▶ [TASK TO COMPLETE]:
Every entry that follows needs to be repeated exactly.

▶ [DATASET RECORDS]:
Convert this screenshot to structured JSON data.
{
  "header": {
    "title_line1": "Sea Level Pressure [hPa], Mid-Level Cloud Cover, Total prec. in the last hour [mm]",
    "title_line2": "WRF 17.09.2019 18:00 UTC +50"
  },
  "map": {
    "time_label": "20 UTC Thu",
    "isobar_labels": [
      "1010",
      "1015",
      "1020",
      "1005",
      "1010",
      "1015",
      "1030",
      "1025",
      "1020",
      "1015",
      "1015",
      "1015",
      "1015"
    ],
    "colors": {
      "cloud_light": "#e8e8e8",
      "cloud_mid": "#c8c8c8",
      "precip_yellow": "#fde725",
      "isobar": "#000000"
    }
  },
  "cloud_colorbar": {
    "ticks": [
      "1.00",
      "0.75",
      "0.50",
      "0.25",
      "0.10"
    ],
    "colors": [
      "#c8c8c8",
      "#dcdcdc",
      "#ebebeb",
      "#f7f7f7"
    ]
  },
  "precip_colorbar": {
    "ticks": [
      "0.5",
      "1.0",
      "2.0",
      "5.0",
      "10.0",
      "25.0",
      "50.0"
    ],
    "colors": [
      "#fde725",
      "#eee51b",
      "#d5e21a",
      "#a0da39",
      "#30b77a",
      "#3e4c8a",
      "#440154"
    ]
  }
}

▶ [TASK RESULT]:
Convert this screenshot to structured JSON data.
{
  "header": {
    "title_line1": "Sea Level Pressure [hPa], Mid-Level Cloud Cover, Total prec. in the last hour [mm]",
    "title_line2": "WRF 17.09.2019 18:00 UTC +50"
  },
  "map": {
    "time_label": "20 UTC Thu",
    "isobar_labels": [
      "1010",
      "1015",
      "1020",
      "1005",
      "1010",
      "1015",
      "1030",
      "1025",
      "1020",
      "1015",
      "1015",
      "1015",
      "1015"
    ],
    "colors": {
      "cloud_light": "#e8e8e8",
      "cloud_mid": "#c8c8c8",
      "precip_yellow": "#fde725",
      "isobar": "#000000"
    }
  },
  "cloud_colorbar": {
    "ticks": [
      "1.00",
      "0.75",
      "0.50",
      "0.25",
      "0.10"
    ],
    "colors": [
      "#c8c8c8",
      "#dcdcdc",
      "#ebebeb",
      "#f7f7f7"
    ]
  },
  "precip_colorbar": {
    "ticks": [
      "0.5",
      "1.0",
      "2.0",
      "5.0",
      "10.0",
      "25.0",
      "50.0"
    ],
    "colors": [
      "#fde725",
      "#eee51b",
      "#d5e21a",
      "#a0da39",
      "#30b77a",
      "#3e4c8a",
      "#440154"
    ]
  }
}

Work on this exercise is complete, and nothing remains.